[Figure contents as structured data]
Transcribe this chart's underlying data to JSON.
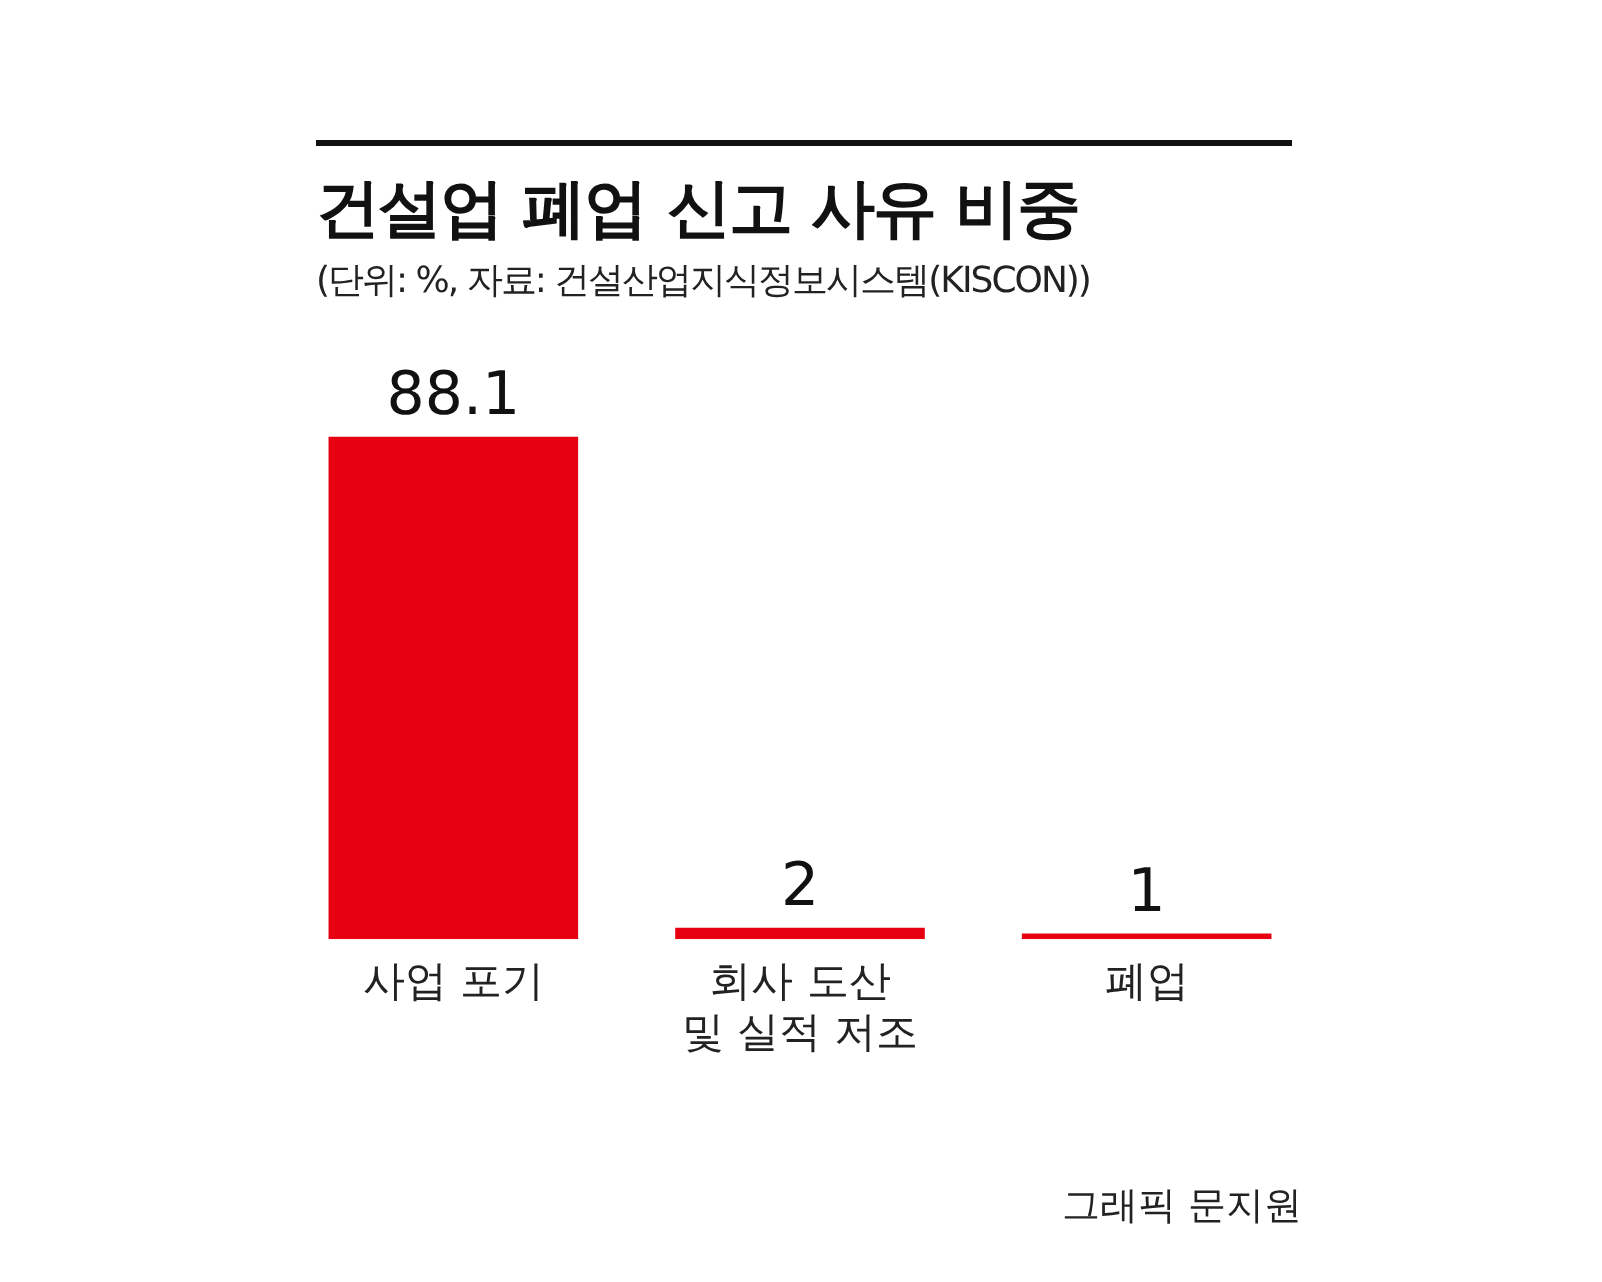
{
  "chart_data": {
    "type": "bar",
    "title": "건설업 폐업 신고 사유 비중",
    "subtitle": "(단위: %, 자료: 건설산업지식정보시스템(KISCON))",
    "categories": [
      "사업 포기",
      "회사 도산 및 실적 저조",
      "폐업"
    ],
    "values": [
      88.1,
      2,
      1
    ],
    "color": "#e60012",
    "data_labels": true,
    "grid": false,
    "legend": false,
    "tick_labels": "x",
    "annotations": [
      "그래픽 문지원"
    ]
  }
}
--
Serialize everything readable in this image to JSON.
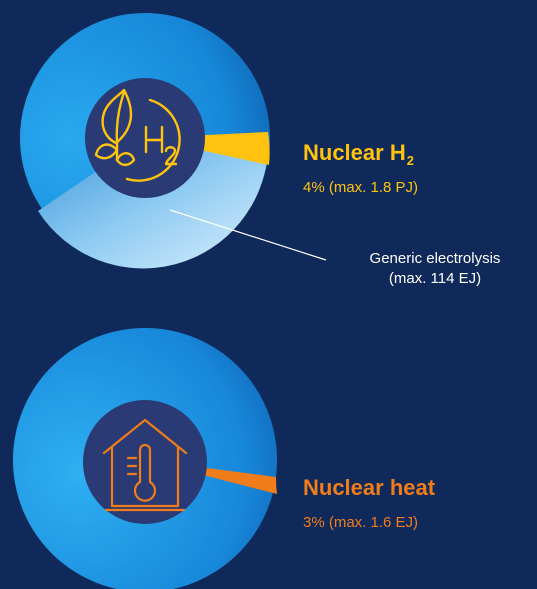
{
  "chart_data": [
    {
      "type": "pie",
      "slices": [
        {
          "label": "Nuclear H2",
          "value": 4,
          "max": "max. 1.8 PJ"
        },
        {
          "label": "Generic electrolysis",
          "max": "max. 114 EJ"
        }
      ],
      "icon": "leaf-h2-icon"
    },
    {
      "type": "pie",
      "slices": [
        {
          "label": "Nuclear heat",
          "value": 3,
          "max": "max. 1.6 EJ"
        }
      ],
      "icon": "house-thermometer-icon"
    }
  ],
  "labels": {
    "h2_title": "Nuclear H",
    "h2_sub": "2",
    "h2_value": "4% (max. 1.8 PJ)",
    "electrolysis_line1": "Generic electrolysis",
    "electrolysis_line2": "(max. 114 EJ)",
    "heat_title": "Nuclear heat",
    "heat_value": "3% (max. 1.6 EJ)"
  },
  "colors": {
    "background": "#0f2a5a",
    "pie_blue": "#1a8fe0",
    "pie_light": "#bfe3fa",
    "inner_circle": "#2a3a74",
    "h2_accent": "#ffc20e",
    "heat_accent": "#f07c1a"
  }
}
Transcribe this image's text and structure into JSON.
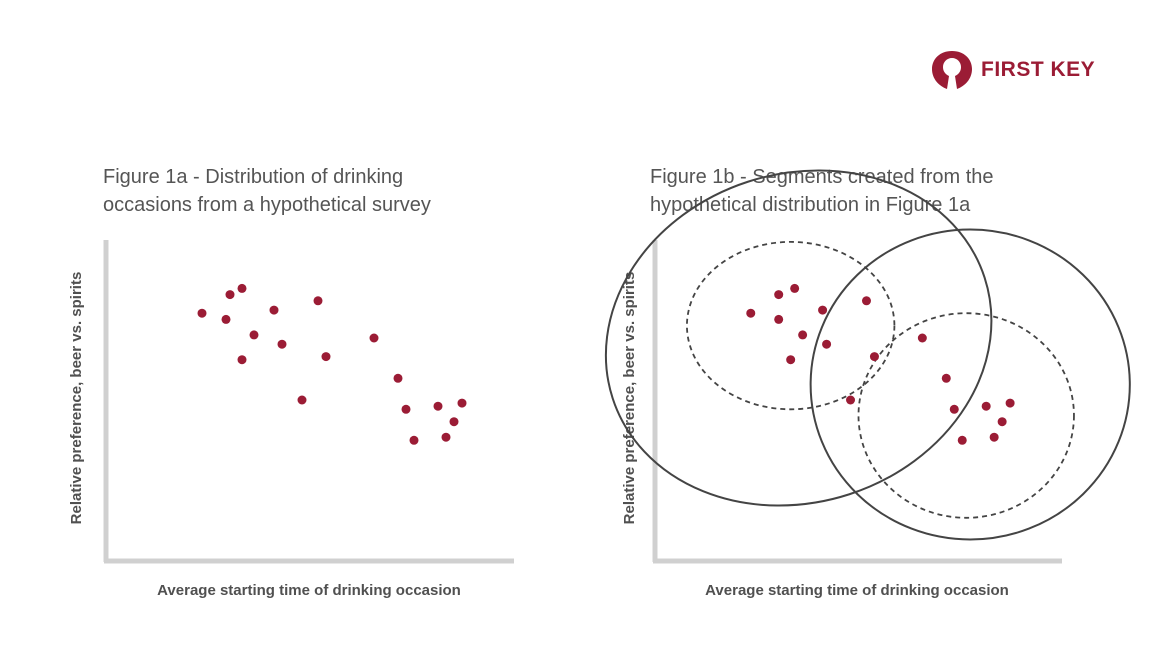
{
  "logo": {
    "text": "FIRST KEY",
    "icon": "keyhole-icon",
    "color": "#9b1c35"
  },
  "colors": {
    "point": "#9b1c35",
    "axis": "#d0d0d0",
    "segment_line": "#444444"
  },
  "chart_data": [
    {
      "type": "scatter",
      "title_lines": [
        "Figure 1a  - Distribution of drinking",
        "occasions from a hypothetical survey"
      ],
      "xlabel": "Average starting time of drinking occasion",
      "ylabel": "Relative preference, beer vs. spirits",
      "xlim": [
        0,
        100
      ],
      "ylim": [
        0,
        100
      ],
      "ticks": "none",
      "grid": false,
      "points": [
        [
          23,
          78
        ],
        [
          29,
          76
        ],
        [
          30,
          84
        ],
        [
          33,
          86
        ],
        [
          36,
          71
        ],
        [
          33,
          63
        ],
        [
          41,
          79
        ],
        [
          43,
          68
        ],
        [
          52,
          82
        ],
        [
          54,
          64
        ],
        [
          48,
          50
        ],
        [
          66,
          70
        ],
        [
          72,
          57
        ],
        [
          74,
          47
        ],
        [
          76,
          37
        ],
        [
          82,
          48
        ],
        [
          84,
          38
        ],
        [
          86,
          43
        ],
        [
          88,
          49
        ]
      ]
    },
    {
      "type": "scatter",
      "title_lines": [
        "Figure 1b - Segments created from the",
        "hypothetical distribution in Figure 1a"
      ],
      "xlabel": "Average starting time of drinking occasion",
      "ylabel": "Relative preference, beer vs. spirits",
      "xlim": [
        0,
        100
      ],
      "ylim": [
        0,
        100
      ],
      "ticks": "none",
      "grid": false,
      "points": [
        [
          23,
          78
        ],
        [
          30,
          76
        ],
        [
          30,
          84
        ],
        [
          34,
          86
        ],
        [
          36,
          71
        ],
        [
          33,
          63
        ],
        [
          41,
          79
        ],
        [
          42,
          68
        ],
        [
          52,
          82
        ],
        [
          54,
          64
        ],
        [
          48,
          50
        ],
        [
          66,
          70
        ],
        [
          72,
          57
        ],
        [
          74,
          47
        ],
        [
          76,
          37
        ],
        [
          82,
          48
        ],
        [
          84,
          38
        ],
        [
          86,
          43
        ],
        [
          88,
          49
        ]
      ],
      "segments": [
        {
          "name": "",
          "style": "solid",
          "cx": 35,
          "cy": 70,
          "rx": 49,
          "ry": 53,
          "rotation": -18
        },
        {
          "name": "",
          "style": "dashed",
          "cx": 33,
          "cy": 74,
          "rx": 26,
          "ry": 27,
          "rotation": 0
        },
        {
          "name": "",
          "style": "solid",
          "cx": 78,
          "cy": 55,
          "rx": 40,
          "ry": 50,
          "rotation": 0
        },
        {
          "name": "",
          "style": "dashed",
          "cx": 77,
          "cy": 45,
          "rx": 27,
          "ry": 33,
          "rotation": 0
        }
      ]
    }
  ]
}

# [YOUR INSTRUCTIONS]
Check each line of the entries for the string "Transcribe". Copy the lines that have it.

# [COMPLETE ANSWER]
Transcribe this chart's underlying data to JSON.
Transcribe this image's text and structure into JSON.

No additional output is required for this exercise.